▶ What is being asked
Look through the lines below and extract each one that contains "this".

Collected data:
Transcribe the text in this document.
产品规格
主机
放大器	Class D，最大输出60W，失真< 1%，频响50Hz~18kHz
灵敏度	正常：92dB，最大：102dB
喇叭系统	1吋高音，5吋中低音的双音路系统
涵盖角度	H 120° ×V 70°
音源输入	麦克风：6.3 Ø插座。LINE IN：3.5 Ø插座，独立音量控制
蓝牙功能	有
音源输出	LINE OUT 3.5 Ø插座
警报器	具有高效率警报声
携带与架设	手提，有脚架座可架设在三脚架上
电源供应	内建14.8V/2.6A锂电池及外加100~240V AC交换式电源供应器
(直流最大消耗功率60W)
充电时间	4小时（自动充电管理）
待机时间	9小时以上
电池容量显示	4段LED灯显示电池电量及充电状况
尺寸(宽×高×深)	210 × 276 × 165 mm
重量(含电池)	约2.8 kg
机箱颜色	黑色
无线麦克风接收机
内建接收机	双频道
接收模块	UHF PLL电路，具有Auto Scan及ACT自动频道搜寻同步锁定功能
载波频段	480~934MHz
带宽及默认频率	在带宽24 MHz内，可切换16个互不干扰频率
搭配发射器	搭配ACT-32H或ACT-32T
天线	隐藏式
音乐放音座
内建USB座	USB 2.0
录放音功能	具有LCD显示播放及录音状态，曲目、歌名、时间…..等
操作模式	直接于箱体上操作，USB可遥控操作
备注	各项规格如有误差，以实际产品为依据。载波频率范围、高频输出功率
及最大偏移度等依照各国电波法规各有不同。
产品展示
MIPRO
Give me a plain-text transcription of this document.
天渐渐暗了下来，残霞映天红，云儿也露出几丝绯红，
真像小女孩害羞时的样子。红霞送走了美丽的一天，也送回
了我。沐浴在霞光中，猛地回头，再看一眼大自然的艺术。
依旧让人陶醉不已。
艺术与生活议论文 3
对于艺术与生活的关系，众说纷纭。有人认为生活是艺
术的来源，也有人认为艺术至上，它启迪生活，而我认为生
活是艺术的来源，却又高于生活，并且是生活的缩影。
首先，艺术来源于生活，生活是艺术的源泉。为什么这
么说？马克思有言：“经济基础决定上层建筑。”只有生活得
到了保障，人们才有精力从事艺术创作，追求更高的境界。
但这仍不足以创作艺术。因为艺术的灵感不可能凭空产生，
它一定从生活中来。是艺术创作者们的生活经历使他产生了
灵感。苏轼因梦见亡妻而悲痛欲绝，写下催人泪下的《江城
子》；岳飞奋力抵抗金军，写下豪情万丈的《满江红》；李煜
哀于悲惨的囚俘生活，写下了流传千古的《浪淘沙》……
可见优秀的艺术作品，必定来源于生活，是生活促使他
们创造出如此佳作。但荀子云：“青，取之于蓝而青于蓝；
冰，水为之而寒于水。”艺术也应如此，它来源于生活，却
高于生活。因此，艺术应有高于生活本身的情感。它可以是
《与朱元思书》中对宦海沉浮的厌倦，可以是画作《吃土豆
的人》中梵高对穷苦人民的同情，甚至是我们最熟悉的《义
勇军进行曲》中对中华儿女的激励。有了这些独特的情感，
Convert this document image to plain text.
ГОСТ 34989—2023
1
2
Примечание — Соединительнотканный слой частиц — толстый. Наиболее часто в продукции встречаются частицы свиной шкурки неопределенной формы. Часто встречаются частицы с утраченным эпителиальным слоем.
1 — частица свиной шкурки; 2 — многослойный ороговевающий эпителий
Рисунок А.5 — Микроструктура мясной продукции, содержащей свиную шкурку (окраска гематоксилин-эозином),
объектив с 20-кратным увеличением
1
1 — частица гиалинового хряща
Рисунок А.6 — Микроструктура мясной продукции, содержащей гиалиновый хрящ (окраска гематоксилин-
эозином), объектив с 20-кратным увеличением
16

▶ Result of the task
Transcribe the text in this document.
Give me a plain-text transcription of this document.
Convert this document image to plain text.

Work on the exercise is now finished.